Goal ▸
Repeat each line of the material below exactly as it appears, minus any pictures.

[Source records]

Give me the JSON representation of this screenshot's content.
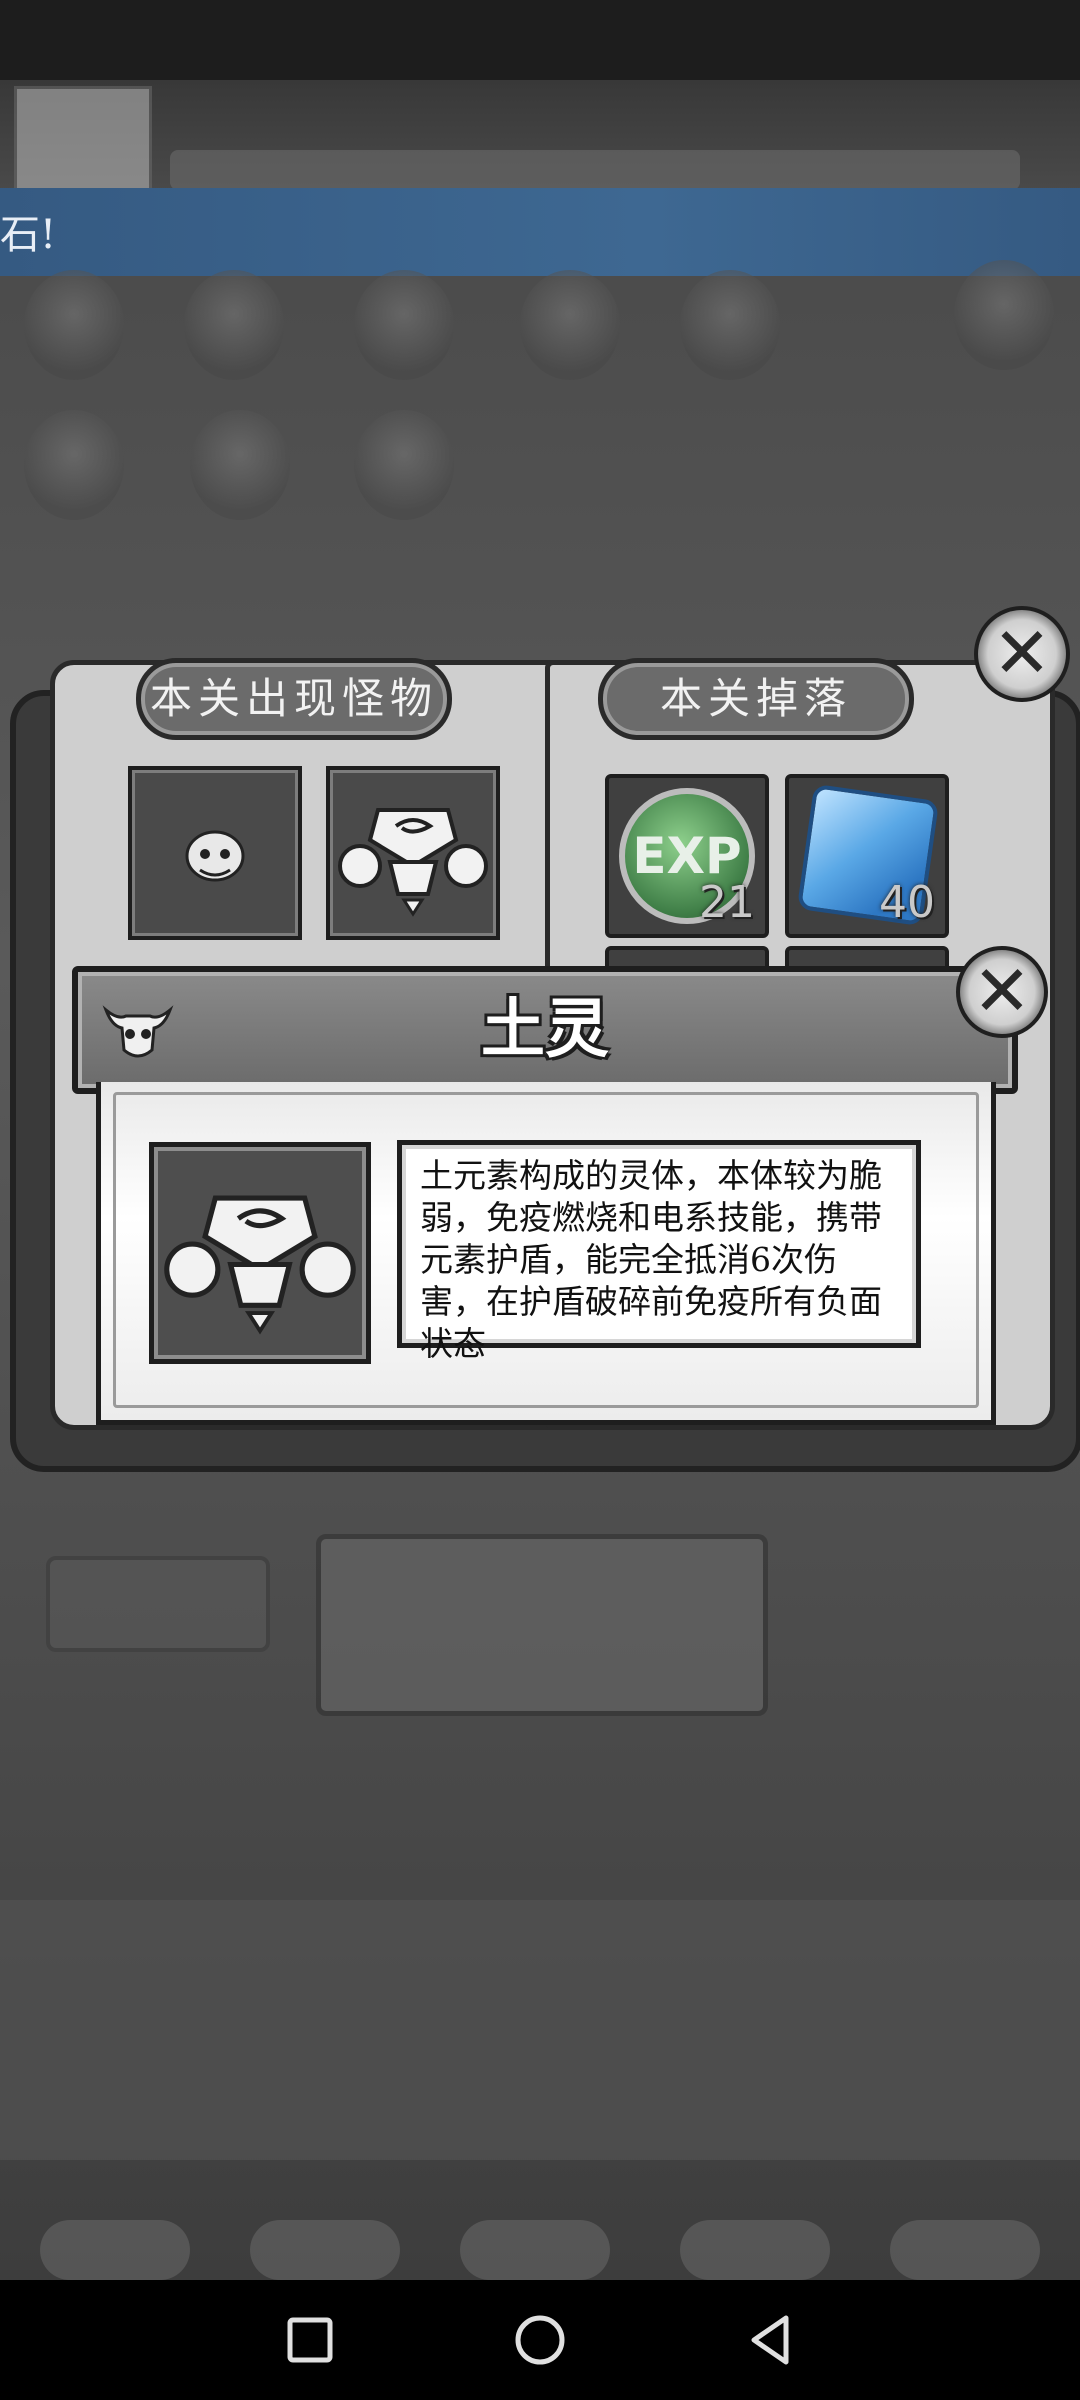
{
  "background": {
    "marquee_text": "石!"
  },
  "book": {
    "left_title": "本关出现怪物",
    "right_title": "本关掉落",
    "drops": [
      {
        "label": "EXP",
        "count": "21"
      },
      {
        "label": "gem",
        "count": "40"
      }
    ]
  },
  "detail": {
    "name": "土灵",
    "description": "土元素构成的灵体，本体较为脆弱，免疫燃烧和电系技能，携带元素护盾，能完全抵消6次伤害，在护盾破碎前免疫所有负面状态"
  },
  "colors": {
    "marquee": "#3e6892",
    "exp_orb": "#3e7d46",
    "gem": "#5aa8e6"
  }
}
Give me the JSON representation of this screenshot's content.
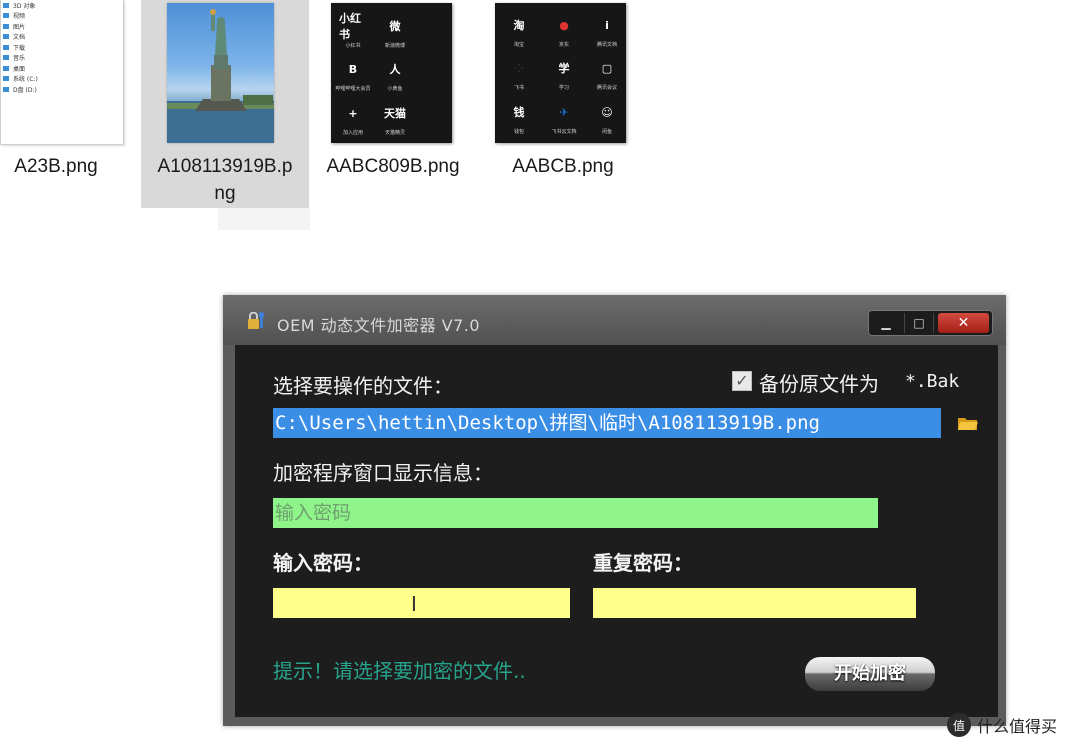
{
  "explorer": {
    "files": [
      {
        "name": "A23B.png"
      },
      {
        "name_line1": "A108113919B.p",
        "name_line2": "ng"
      },
      {
        "name": "AABC809B.png"
      },
      {
        "name": "AABCB.png"
      }
    ],
    "a23_rows": [
      "3D 对象",
      "视频",
      "图片",
      "文档",
      "下载",
      "音乐",
      "桌面",
      "系统 (C:)",
      "D盘 (D:)"
    ],
    "grid1_apps": [
      {
        "label": "小红书",
        "caption": "小红书",
        "color": "#c23b3b"
      },
      {
        "label": "微",
        "caption": "新浪微博",
        "color": "#e8a317"
      },
      {
        "label": "B",
        "caption": "哔哩哔哩大会员",
        "color": "#d8472f"
      },
      {
        "label": "人",
        "caption": "小黄鱼",
        "color": "#3a7dd6"
      },
      {
        "label": "+",
        "caption": "加入应用",
        "color": "#2f7fd8"
      },
      {
        "label": "天猫",
        "caption": "天猫精灵",
        "color": "#1e5fb5"
      }
    ],
    "grid2_apps": [
      {
        "label": "淘",
        "caption": "淘宝",
        "color": "#e33a2b"
      },
      {
        "label": "●",
        "caption": "京东",
        "color": "#e9e9e9"
      },
      {
        "label": "i",
        "caption": "腾讯文档",
        "color": "#2a6fe0"
      },
      {
        "label": "⁘",
        "caption": "飞书",
        "color": "#e9e9e9"
      },
      {
        "label": "学",
        "caption": "学习",
        "color": "#d93b3b"
      },
      {
        "label": "▢",
        "caption": "腾讯会议",
        "color": "#1b6fd0"
      },
      {
        "label": "钱",
        "caption": "钱包",
        "color": "#d93b3b"
      },
      {
        "label": "✈",
        "caption": "飞书云文档",
        "color": "#e9e9e9"
      },
      {
        "label": "☺",
        "caption": "闲鱼",
        "color": "#f0c419"
      }
    ]
  },
  "window": {
    "title": "OEM 动态文件加密器 V7.0",
    "controls": {
      "minimize": "▁",
      "maximize": "□",
      "close": "✕"
    },
    "select_label": "选择要操作的文件：",
    "backup_check": "✓",
    "backup_label": "备份原文件为",
    "backup_ext": "*.Bak",
    "file_path": "C:\\Users\\hettin\\Desktop\\拼图\\临时\\A108113919B.png",
    "info_label": "加密程序窗口显示信息：",
    "info_placeholder": "输入密码",
    "pwd_label": "输入密码：",
    "pwd_repeat_label": "重复密码：",
    "pwd_value": "",
    "pwd_repeat_value": "",
    "hint": "提示！请选择要加密的文件..",
    "start_button": "开始加密"
  },
  "watermark": {
    "icon": "值",
    "text": "什么值得买"
  },
  "colors": {
    "path_bg": "#3a8ee6",
    "info_bg": "#8ff58a",
    "password_bg": "#ffff8c",
    "hint": "#27a38c",
    "close": "#c0392b"
  }
}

Expected output ▸
Give me the JSON representation of this screenshot's content.
{
  "background": {
    "marquee_text": "石!"
  },
  "book": {
    "left_title": "本关出现怪物",
    "right_title": "本关掉落",
    "drops": [
      {
        "label": "EXP",
        "count": "21"
      },
      {
        "label": "gem",
        "count": "40"
      }
    ]
  },
  "detail": {
    "name": "土灵",
    "description": "土元素构成的灵体，本体较为脆弱，免疫燃烧和电系技能，携带元素护盾，能完全抵消6次伤害，在护盾破碎前免疫所有负面状态"
  },
  "colors": {
    "marquee": "#3e6892",
    "exp_orb": "#3e7d46",
    "gem": "#5aa8e6"
  }
}
Give me the JSON representation of this screenshot's content.
{
  "explorer": {
    "files": [
      {
        "name": "A23B.png"
      },
      {
        "name_line1": "A108113919B.p",
        "name_line2": "ng"
      },
      {
        "name": "AABC809B.png"
      },
      {
        "name": "AABCB.png"
      }
    ],
    "a23_rows": [
      "3D 对象",
      "视频",
      "图片",
      "文档",
      "下载",
      "音乐",
      "桌面",
      "系统 (C:)",
      "D盘 (D:)"
    ],
    "grid1_apps": [
      {
        "label": "小红书",
        "caption": "小红书",
        "color": "#c23b3b"
      },
      {
        "label": "微",
        "caption": "新浪微博",
        "color": "#e8a317"
      },
      {
        "label": "B",
        "caption": "哔哩哔哩大会员",
        "color": "#d8472f"
      },
      {
        "label": "人",
        "caption": "小黄鱼",
        "color": "#3a7dd6"
      },
      {
        "label": "+",
        "caption": "加入应用",
        "color": "#2f7fd8"
      },
      {
        "label": "天猫",
        "caption": "天猫精灵",
        "color": "#1e5fb5"
      }
    ],
    "grid2_apps": [
      {
        "label": "淘",
        "caption": "淘宝",
        "color": "#e33a2b"
      },
      {
        "label": "●",
        "caption": "京东",
        "color": "#e9e9e9"
      },
      {
        "label": "i",
        "caption": "腾讯文档",
        "color": "#2a6fe0"
      },
      {
        "label": "⁘",
        "caption": "飞书",
        "color": "#e9e9e9"
      },
      {
        "label": "学",
        "caption": "学习",
        "color": "#d93b3b"
      },
      {
        "label": "▢",
        "caption": "腾讯会议",
        "color": "#1b6fd0"
      },
      {
        "label": "钱",
        "caption": "钱包",
        "color": "#d93b3b"
      },
      {
        "label": "✈",
        "caption": "飞书云文档",
        "color": "#e9e9e9"
      },
      {
        "label": "☺",
        "caption": "闲鱼",
        "color": "#f0c419"
      }
    ]
  },
  "window": {
    "title": "OEM 动态文件加密器 V7.0",
    "controls": {
      "minimize": "▁",
      "maximize": "□",
      "close": "✕"
    },
    "select_label": "选择要操作的文件：",
    "backup_check": "✓",
    "backup_label": "备份原文件为",
    "backup_ext": "*.Bak",
    "file_path": "C:\\Users\\hettin\\Desktop\\拼图\\临时\\A108113919B.png",
    "info_label": "加密程序窗口显示信息：",
    "info_placeholder": "输入密码",
    "pwd_label": "输入密码：",
    "pwd_repeat_label": "重复密码：",
    "pwd_value": "",
    "pwd_repeat_value": "",
    "hint": "提示！请选择要加密的文件..",
    "start_button": "开始加密"
  },
  "watermark": {
    "icon": "值",
    "text": "什么值得买"
  },
  "colors": {
    "path_bg": "#3a8ee6",
    "info_bg": "#8ff58a",
    "password_bg": "#ffff8c",
    "hint": "#27a38c",
    "close": "#c0392b"
  }
}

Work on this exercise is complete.